SHORT PROBLEM
Each record is to be transcribed exactly.
#### MATERIAL
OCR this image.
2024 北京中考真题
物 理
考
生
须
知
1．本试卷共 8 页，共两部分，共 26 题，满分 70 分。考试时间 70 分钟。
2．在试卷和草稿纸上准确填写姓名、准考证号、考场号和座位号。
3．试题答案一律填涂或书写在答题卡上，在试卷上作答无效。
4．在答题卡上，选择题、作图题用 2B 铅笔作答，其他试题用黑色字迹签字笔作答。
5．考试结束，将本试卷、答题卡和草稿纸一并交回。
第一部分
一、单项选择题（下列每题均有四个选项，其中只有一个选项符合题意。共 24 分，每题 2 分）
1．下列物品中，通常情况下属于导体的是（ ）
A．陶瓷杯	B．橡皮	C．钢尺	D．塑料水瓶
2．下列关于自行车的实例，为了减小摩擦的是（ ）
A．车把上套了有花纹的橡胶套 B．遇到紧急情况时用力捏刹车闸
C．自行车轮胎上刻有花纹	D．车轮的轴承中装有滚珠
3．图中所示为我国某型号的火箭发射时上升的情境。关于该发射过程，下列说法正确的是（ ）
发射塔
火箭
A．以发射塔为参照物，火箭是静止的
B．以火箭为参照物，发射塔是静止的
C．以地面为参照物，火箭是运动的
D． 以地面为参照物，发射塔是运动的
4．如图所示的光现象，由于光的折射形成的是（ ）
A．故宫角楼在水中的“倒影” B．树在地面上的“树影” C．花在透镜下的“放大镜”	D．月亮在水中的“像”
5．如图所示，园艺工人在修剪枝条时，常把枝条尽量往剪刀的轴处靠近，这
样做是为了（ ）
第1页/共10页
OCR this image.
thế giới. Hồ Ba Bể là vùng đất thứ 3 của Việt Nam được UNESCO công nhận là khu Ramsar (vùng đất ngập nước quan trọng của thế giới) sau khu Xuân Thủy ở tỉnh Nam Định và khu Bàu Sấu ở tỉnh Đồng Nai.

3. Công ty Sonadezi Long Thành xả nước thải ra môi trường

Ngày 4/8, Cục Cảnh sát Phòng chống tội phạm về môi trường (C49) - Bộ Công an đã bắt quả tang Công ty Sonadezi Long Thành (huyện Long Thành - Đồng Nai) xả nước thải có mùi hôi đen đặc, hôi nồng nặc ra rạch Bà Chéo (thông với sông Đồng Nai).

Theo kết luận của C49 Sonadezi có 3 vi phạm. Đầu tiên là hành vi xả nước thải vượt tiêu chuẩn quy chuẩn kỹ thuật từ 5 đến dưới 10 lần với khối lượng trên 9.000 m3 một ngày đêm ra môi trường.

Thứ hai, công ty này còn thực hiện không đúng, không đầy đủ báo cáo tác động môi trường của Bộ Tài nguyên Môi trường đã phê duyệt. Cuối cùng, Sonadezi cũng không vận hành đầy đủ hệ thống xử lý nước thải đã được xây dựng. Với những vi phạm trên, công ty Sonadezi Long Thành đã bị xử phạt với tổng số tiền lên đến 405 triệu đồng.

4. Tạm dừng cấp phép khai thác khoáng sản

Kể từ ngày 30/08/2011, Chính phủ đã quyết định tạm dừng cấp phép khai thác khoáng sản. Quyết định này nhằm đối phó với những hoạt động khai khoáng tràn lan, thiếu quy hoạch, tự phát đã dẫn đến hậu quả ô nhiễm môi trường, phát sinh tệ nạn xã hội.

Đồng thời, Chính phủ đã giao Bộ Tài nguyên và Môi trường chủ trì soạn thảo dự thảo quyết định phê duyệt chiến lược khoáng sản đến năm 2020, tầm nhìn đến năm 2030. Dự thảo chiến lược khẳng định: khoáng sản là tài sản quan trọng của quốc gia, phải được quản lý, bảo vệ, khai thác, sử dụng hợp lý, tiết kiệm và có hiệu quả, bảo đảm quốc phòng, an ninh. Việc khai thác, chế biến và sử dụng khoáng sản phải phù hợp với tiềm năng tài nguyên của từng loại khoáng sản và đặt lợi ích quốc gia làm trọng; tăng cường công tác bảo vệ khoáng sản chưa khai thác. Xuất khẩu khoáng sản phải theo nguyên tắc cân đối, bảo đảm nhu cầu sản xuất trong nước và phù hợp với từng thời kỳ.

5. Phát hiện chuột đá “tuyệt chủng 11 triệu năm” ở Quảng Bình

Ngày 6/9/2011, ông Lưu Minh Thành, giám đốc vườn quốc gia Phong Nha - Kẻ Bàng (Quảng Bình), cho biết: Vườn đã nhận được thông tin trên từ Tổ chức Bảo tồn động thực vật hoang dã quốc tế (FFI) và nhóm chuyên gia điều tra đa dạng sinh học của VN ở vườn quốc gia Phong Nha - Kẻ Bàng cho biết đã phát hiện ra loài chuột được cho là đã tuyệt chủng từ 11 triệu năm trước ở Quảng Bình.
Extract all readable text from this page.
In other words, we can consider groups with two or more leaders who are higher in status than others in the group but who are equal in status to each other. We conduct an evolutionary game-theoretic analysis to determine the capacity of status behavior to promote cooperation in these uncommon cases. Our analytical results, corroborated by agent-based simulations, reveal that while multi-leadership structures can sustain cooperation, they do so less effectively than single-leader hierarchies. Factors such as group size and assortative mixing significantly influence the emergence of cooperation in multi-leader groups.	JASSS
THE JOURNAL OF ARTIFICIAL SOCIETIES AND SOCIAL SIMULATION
########
TASK OUTPUT
OCR this image.
2024 北京中考真题
物 理
考
生
须
知
1．本试卷共 8 页，共两部分，共 26 题，满分 70 分。考试时间 70 分钟。
2．在试卷和草稿纸上准确填写姓名、准考证号、考场号和座位号。
3．试题答案一律填涂或书写在答题卡上，在试卷上作答无效。
4．在答题卡上，选择题、作图题用 2B 铅笔作答，其他试题用黑色字迹签字笔作答。
5．考试结束，将本试卷、答题卡和草稿纸一并交回。
第一部分
一、单项选择题（下列每题均有四个选项，其中只有一个选项符合题意。共 24 分，每题 2 分）
1．下列物品中，通常情况下属于导体的是（ ）
A．陶瓷杯	B．橡皮	C．钢尺	D．塑料水瓶
2．下列关于自行车的实例，为了减小摩擦的是（ ）
A．车把上套了有花纹的橡胶套 B．遇到紧急情况时用力捏刹车闸
C．自行车轮胎上刻有花纹	D．车轮的轴承中装有滚珠
3．图中所示为我国某型号的火箭发射时上升的情境。关于该发射过程，下列说法正确的是（ ）
发射塔
火箭
A．以发射塔为参照物，火箭是静止的
B．以火箭为参照物，发射塔是静止的
C．以地面为参照物，火箭是运动的
D． 以地面为参照物，发射塔是运动的
4．如图所示的光现象，由于光的折射形成的是（ ）
A．故宫角楼在水中的“倒影” B．树在地面上的“树影” C．花在透镜下的“放大镜”	D．月亮在水中的“像”
5．如图所示，园艺工人在修剪枝条时，常把枝条尽量往剪刀的轴处靠近，这
样做是为了（ ）
第1页/共10页
OCR this image.
thế giới. Hồ Ba Bể là vùng đất thứ 3 của Việt Nam được UNESCO công nhận là khu Ramsar (vùng đất ngập nước quan trọng của thế giới) sau khu Xuân Thủy ở tỉnh Nam Định và khu Bàu Sấu ở tỉnh Đồng Nai.

3. Công ty Sonadezi Long Thành xả nước thải ra môi trường

Ngày 4/8, Cục Cảnh sát Phòng chống tội phạm về môi trường (C49) - Bộ Công an đã bắt quả tang Công ty Sonadezi Long Thành (huyện Long Thành - Đồng Nai) xả nước thải có mùi hôi đen đặc, hôi nồng nặc ra rạch Bà Chéo (thông với sông Đồng Nai).

Theo kết luận của C49 Sonadezi có 3 vi phạm. Đầu tiên là hành vi xả nước thải vượt tiêu chuẩn quy chuẩn kỹ thuật từ 5 đến dưới 10 lần với khối lượng trên 9.000 m3 một ngày đêm ra môi trường.

Thứ hai, công ty này còn thực hiện không đúng, không đầy đủ báo cáo tác động môi trường của Bộ Tài nguyên Môi trường đã phê duyệt. Cuối cùng, Sonadezi cũng không vận hành đầy đủ hệ thống xử lý nước thải đã được xây dựng. Với những vi phạm trên, công ty Sonadezi Long Thành đã bị xử phạt với tổng số tiền lên đến 405 triệu đồng.

4. Tạm dừng cấp phép khai thác khoáng sản

Kể từ ngày 30/08/2011, Chính phủ đã quyết định tạm dừng cấp phép khai thác khoáng sản. Quyết định này nhằm đối phó với những hoạt động khai khoáng tràn lan, thiếu quy hoạch, tự phát đã dẫn đến hậu quả ô nhiễm môi trường, phát sinh tệ nạn xã hội.

Đồng thời, Chính phủ đã giao Bộ Tài nguyên và Môi trường chủ trì soạn thảo dự thảo quyết định phê duyệt chiến lược khoáng sản đến năm 2020, tầm nhìn đến năm 2030. Dự thảo chiến lược khẳng định: khoáng sản là tài sản quan trọng của quốc gia, phải được quản lý, bảo vệ, khai thác, sử dụng hợp lý, tiết kiệm và có hiệu quả, bảo đảm quốc phòng, an ninh. Việc khai thác, chế biến và sử dụng khoáng sản phải phù hợp với tiềm năng tài nguyên của từng loại khoáng sản và đặt lợi ích quốc gia làm trọng; tăng cường công tác bảo vệ khoáng sản chưa khai thác. Xuất khẩu khoáng sản phải theo nguyên tắc cân đối, bảo đảm nhu cầu sản xuất trong nước và phù hợp với từng thời kỳ.

5. Phát hiện chuột đá “tuyệt chủng 11 triệu năm” ở Quảng Bình

Ngày 6/9/2011, ông Lưu Minh Thành, giám đốc vườn quốc gia Phong Nha - Kẻ Bàng (Quảng Bình), cho biết: Vườn đã nhận được thông tin trên từ Tổ chức Bảo tồn động thực vật hoang dã quốc tế (FFI) và nhóm chuyên gia điều tra đa dạng sinh học của VN ở vườn quốc gia Phong Nha - Kẻ Bàng cho biết đã phát hiện ra loài chuột được cho là đã tuyệt chủng từ 11 triệu năm trước ở Quảng Bình.
Extract all readable text from this page.
In other words, we can consider groups with two or more leaders who are higher in status than others in the group but who are equal in status to each other. We conduct an evolutionary game-theoretic analysis to determine the capacity of status behavior to promote cooperation in these uncommon cases. Our analytical results, corroborated by agent-based simulations, reveal that while multi-leadership structures can sustain cooperation, they do so less effectively than single-leader hierarchies. Factors such as group size and assortative mixing significantly influence the emergence of cooperation in multi-leader groups.	JASSS
THE JOURNAL OF ARTIFICIAL SOCIETIES AND SOCIAL SIMULATION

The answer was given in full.